▸ **RECORD EXCERPTS**:
——

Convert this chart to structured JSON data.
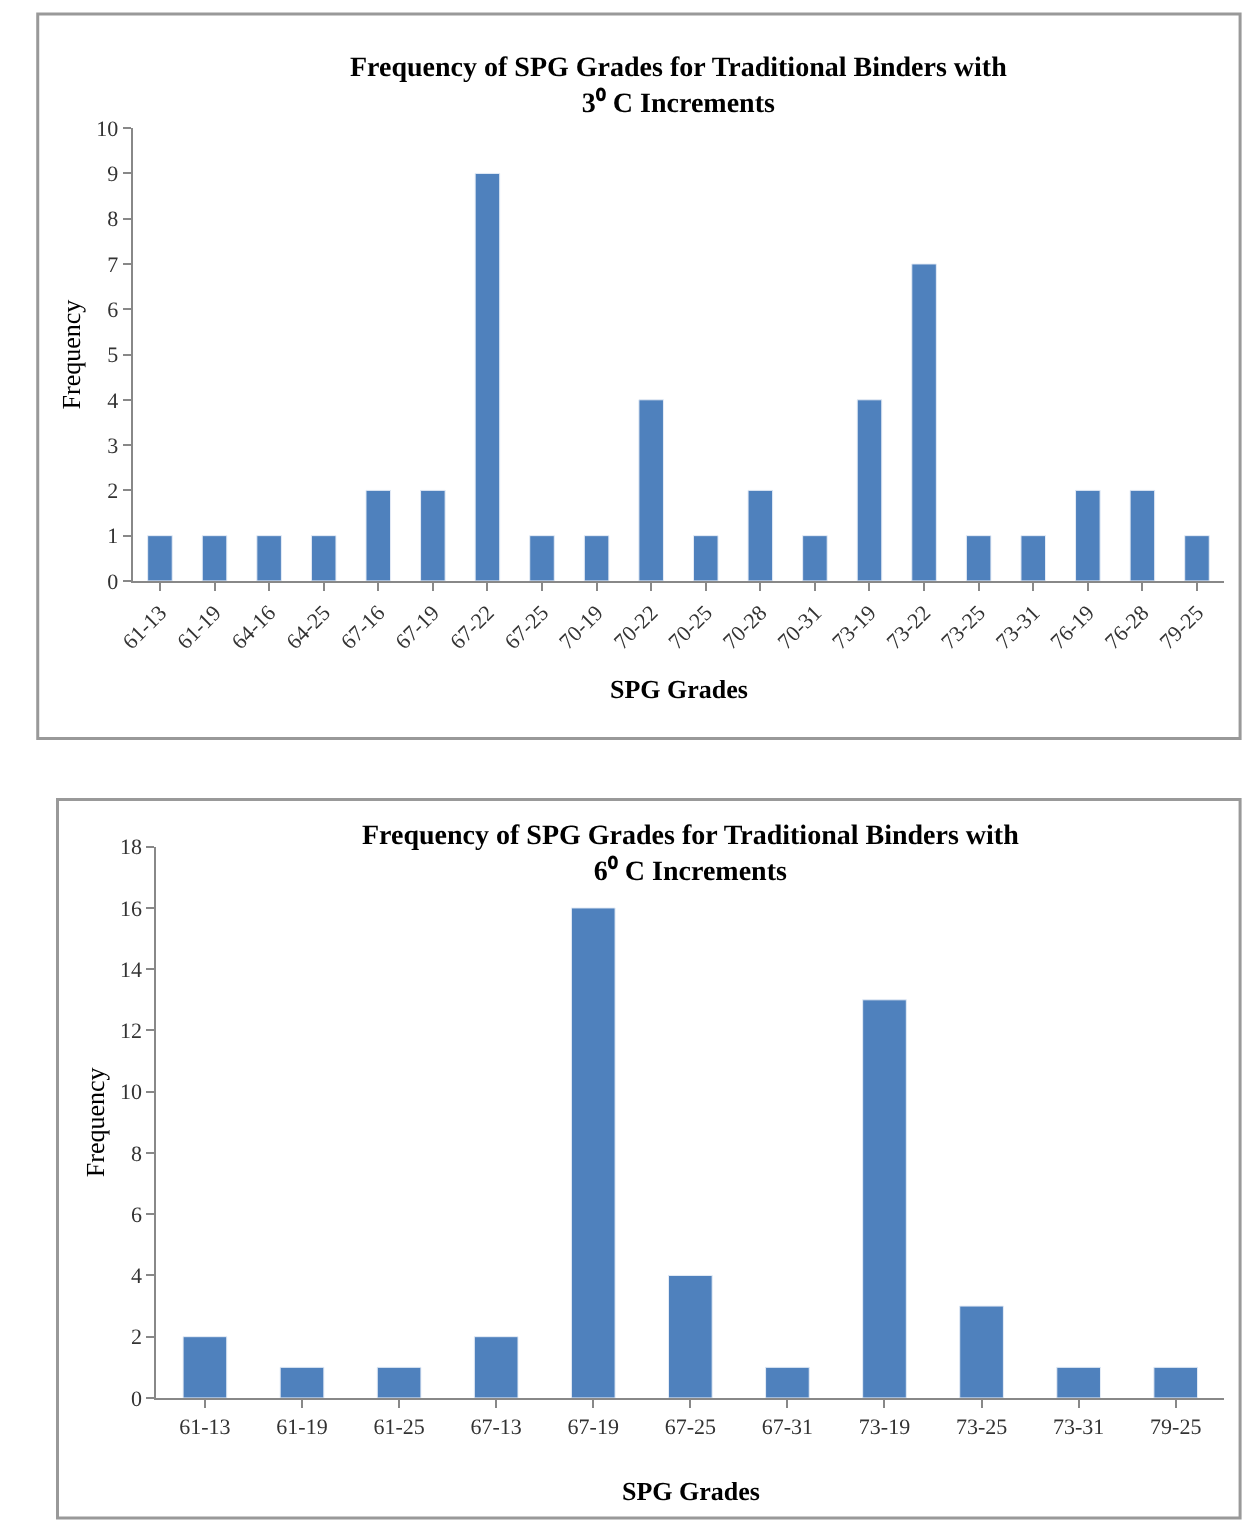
{
  "chart_data": [
    {
      "type": "bar",
      "title": "Frequency of SPG Grades for Traditional Binders with\n3⁰ C Increments",
      "xlabel": "SPG Grades",
      "ylabel": "Frequency",
      "categories": [
        "61-13",
        "61-19",
        "64-16",
        "64-25",
        "67-16",
        "67-19",
        "67-22",
        "67-25",
        "70-19",
        "70-22",
        "70-25",
        "70-28",
        "70-31",
        "73-19",
        "73-22",
        "73-25",
        "73-31",
        "76-19",
        "76-28",
        "79-25"
      ],
      "values": [
        1,
        1,
        1,
        1,
        2,
        2,
        9,
        1,
        1,
        4,
        1,
        2,
        1,
        4,
        7,
        1,
        1,
        2,
        2,
        1
      ],
      "color": "#4f81bd",
      "ylim": [
        0,
        10
      ],
      "yticks": [
        0,
        1,
        2,
        3,
        4,
        5,
        6,
        7,
        8,
        9,
        10
      ]
    },
    {
      "type": "bar",
      "title": "Frequency of SPG Grades for Traditional Binders with\n6⁰ C Increments",
      "xlabel": "SPG Grades",
      "ylabel": "Frequency",
      "categories": [
        "61-13",
        "61-19",
        "61-25",
        "67-13",
        "67-19",
        "67-25",
        "67-31",
        "73-19",
        "73-25",
        "73-31",
        "79-25"
      ],
      "values": [
        2,
        1,
        1,
        2,
        16,
        4,
        1,
        13,
        3,
        1,
        1
      ],
      "color": "#4f81bd",
      "ylim": [
        0,
        18
      ],
      "yticks": [
        0,
        2,
        4,
        6,
        8,
        10,
        12,
        14,
        16,
        18
      ]
    }
  ]
}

——

▸ **REQUIRED WORK**: Each line in the records above should be reproduced exactly; images are not copied.

▸ **ANSWER FOR THIS EXERCISE**:
Convert this chart to structured JSON data.
{
  "chart_data": [
    {
      "type": "bar",
      "title": "Frequency of SPG Grades for Traditional Binders with\n3⁰ C Increments",
      "xlabel": "SPG Grades",
      "ylabel": "Frequency",
      "categories": [
        "61-13",
        "61-19",
        "64-16",
        "64-25",
        "67-16",
        "67-19",
        "67-22",
        "67-25",
        "70-19",
        "70-22",
        "70-25",
        "70-28",
        "70-31",
        "73-19",
        "73-22",
        "73-25",
        "73-31",
        "76-19",
        "76-28",
        "79-25"
      ],
      "values": [
        1,
        1,
        1,
        1,
        2,
        2,
        9,
        1,
        1,
        4,
        1,
        2,
        1,
        4,
        7,
        1,
        1,
        2,
        2,
        1
      ],
      "color": "#4f81bd",
      "ylim": [
        0,
        10
      ],
      "yticks": [
        0,
        1,
        2,
        3,
        4,
        5,
        6,
        7,
        8,
        9,
        10
      ]
    },
    {
      "type": "bar",
      "title": "Frequency of SPG Grades for Traditional Binders with\n6⁰ C Increments",
      "xlabel": "SPG Grades",
      "ylabel": "Frequency",
      "categories": [
        "61-13",
        "61-19",
        "61-25",
        "67-13",
        "67-19",
        "67-25",
        "67-31",
        "73-19",
        "73-25",
        "73-31",
        "79-25"
      ],
      "values": [
        2,
        1,
        1,
        2,
        16,
        4,
        1,
        13,
        3,
        1,
        1
      ],
      "color": "#4f81bd",
      "ylim": [
        0,
        18
      ],
      "yticks": [
        0,
        2,
        4,
        6,
        8,
        10,
        12,
        14,
        16,
        18
      ]
    }
  ]
}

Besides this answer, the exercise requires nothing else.